Each line below either holds the string "Service" or doesn't. Count those that do and give only the number.

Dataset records

•••••

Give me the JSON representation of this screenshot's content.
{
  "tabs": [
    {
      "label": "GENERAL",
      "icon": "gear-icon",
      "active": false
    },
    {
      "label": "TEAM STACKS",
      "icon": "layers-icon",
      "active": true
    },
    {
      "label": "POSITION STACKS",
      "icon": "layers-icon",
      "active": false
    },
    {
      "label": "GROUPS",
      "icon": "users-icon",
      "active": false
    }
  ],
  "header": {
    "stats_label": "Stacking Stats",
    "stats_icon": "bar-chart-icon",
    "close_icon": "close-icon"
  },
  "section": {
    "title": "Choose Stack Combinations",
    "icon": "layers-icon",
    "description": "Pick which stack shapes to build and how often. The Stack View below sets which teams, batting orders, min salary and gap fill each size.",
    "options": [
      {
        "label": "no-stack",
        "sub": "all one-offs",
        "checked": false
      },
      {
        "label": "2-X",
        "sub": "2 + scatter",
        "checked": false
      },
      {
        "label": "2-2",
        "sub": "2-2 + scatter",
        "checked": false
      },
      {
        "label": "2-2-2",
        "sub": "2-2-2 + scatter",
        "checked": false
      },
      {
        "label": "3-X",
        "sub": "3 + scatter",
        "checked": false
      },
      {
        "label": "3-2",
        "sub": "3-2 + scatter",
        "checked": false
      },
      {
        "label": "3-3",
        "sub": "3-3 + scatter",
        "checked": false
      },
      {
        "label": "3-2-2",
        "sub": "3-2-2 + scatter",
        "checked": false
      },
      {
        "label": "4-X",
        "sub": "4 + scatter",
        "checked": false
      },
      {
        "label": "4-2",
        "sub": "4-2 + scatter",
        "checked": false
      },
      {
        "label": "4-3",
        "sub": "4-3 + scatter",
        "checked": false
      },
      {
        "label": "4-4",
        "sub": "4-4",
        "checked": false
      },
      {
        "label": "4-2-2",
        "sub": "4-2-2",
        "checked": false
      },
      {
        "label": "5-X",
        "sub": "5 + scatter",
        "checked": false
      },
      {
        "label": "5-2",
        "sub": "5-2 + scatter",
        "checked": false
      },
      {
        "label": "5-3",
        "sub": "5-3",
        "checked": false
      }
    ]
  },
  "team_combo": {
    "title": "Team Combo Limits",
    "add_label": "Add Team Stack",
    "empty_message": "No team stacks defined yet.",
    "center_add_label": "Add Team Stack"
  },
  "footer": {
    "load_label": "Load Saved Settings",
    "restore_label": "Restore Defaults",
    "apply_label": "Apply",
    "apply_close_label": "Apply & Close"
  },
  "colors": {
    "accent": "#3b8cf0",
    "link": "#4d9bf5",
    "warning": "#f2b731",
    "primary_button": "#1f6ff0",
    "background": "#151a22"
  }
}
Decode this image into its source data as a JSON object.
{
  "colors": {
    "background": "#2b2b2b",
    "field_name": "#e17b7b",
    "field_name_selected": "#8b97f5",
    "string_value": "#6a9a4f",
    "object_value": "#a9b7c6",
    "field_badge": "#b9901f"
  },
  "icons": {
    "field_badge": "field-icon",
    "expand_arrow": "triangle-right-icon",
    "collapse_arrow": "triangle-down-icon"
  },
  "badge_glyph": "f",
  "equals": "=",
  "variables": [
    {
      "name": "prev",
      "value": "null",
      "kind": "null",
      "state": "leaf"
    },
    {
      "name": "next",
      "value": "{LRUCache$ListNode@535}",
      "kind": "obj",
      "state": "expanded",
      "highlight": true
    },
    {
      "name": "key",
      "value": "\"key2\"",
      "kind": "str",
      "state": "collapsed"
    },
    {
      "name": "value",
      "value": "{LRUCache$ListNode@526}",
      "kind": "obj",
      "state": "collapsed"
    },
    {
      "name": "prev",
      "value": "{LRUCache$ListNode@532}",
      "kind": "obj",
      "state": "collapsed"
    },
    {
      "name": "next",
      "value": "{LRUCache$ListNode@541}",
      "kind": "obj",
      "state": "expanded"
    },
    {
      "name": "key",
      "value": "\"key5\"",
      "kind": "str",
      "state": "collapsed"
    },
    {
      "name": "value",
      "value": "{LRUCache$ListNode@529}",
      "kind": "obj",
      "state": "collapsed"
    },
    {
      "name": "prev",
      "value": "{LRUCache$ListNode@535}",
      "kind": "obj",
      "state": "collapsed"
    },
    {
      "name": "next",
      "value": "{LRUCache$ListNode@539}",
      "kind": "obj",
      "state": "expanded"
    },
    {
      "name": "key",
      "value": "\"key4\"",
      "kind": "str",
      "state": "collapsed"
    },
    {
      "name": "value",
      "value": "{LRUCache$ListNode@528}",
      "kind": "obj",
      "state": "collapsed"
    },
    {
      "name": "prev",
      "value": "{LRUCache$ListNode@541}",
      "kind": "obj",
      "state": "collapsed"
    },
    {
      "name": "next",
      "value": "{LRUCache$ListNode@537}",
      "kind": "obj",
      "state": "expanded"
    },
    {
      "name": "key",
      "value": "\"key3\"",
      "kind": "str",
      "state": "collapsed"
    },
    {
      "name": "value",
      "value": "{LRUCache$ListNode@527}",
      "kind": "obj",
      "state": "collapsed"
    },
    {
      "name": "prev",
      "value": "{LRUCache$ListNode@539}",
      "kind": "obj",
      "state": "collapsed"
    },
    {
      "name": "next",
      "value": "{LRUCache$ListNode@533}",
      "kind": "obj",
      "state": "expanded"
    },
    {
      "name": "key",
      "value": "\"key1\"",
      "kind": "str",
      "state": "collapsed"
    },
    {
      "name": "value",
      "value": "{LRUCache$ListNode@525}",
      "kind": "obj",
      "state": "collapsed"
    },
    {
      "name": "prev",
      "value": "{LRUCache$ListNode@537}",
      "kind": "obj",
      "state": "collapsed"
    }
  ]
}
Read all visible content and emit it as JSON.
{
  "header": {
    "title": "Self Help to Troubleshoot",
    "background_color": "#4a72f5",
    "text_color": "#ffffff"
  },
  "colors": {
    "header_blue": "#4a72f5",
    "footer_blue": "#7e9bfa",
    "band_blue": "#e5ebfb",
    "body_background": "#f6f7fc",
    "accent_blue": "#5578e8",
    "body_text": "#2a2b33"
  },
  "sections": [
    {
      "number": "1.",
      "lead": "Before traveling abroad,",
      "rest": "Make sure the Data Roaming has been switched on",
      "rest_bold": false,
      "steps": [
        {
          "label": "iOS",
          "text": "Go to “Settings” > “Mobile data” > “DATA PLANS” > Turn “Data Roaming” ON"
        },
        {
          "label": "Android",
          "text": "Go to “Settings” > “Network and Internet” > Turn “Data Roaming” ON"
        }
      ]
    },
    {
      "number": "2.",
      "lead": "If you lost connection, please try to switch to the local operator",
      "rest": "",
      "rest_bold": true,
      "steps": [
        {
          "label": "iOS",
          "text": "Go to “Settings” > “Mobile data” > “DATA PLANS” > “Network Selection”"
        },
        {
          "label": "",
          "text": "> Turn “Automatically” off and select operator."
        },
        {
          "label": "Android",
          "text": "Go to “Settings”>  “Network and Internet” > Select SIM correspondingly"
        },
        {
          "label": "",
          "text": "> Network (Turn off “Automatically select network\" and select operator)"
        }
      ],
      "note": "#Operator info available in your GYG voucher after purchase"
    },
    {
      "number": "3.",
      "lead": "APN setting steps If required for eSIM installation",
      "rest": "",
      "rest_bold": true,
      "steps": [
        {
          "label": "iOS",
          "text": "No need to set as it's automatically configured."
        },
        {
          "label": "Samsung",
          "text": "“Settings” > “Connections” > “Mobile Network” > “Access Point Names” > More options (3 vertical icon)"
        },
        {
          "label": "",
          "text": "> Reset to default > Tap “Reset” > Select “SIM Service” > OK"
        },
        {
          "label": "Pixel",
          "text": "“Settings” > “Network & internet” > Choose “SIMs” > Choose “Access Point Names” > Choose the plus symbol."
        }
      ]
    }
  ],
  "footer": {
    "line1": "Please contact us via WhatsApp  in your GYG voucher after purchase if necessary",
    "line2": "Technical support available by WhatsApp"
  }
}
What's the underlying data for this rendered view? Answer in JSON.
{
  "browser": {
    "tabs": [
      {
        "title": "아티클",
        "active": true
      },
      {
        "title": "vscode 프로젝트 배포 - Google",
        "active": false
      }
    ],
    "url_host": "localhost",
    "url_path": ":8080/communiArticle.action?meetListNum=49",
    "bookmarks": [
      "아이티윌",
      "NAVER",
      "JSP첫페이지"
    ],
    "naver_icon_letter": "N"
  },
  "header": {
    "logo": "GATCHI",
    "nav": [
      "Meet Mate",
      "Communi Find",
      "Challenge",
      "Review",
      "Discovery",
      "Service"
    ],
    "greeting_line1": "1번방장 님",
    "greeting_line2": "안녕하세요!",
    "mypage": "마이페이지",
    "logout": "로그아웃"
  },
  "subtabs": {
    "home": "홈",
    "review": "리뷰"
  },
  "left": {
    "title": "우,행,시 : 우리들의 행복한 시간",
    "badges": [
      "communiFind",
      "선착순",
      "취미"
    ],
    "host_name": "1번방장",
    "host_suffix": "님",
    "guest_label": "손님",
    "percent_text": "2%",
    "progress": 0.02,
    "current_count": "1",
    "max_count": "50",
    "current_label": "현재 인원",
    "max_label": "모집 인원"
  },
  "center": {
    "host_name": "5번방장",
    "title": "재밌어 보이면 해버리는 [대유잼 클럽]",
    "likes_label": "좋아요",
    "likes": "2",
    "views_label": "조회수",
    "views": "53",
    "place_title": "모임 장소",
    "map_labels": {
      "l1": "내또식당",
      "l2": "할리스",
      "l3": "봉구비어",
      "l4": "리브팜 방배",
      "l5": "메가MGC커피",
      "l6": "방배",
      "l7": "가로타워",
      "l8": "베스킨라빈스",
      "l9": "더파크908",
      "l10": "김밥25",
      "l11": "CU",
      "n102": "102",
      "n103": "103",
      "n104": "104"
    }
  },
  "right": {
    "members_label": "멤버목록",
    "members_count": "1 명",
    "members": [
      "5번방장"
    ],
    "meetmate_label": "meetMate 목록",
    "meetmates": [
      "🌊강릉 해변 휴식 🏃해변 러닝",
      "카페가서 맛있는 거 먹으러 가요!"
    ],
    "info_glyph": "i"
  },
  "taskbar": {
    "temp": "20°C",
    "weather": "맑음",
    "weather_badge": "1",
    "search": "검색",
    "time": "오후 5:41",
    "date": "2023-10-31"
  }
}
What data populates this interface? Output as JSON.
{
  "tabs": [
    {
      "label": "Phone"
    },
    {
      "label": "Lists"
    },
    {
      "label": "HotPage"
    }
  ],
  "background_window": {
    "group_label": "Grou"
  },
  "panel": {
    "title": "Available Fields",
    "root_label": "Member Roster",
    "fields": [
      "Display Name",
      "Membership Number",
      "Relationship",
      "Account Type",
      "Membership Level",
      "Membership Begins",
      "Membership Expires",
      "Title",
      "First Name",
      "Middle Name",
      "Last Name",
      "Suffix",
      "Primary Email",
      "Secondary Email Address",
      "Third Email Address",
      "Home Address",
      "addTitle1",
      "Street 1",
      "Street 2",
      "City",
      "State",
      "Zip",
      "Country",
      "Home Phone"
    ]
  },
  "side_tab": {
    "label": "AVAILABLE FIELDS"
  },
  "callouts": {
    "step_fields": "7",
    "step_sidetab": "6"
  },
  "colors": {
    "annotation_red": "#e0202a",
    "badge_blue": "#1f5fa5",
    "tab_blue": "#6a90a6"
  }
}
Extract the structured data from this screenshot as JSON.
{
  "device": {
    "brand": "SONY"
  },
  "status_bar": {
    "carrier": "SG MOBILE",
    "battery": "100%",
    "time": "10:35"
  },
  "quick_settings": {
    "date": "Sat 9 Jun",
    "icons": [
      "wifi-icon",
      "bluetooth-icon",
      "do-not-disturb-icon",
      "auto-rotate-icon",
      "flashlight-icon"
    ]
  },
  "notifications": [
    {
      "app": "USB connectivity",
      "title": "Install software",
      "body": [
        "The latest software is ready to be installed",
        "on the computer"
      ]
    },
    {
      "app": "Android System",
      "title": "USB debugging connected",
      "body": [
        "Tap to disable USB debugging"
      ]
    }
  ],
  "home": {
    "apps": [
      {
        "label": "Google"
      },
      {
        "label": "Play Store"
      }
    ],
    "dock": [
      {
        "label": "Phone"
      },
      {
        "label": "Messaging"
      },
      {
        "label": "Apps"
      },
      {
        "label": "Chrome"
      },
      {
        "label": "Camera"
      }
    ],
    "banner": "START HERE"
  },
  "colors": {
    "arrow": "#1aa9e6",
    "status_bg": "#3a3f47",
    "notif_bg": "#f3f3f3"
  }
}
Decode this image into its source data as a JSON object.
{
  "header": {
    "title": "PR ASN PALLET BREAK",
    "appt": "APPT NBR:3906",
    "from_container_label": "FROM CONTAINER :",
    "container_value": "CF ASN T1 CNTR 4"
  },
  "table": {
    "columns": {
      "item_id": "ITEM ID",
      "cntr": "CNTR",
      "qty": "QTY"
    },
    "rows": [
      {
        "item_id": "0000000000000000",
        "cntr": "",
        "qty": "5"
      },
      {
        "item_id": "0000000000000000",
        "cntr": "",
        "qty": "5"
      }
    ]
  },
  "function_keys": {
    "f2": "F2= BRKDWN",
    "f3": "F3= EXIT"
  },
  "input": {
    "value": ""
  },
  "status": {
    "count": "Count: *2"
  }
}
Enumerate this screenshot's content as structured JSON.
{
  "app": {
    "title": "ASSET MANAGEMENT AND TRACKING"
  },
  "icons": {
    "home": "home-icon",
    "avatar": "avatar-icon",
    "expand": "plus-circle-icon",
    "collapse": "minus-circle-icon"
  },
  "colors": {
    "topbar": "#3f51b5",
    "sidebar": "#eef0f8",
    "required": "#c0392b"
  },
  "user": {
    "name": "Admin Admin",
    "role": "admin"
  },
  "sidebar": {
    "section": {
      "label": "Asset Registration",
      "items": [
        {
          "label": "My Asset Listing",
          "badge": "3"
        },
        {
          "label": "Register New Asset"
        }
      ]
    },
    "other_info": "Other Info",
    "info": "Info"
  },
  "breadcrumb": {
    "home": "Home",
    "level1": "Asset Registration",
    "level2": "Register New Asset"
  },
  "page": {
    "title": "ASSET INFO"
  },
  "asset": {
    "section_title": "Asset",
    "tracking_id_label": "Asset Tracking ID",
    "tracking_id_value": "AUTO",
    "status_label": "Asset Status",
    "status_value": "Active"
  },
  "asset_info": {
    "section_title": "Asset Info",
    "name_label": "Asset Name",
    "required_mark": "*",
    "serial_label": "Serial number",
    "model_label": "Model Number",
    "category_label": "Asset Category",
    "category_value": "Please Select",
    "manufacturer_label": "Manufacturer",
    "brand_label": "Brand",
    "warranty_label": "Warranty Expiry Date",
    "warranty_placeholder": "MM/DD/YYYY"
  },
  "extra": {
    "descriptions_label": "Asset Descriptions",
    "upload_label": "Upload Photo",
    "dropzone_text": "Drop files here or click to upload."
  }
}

•••••

◆ Answer for the task
2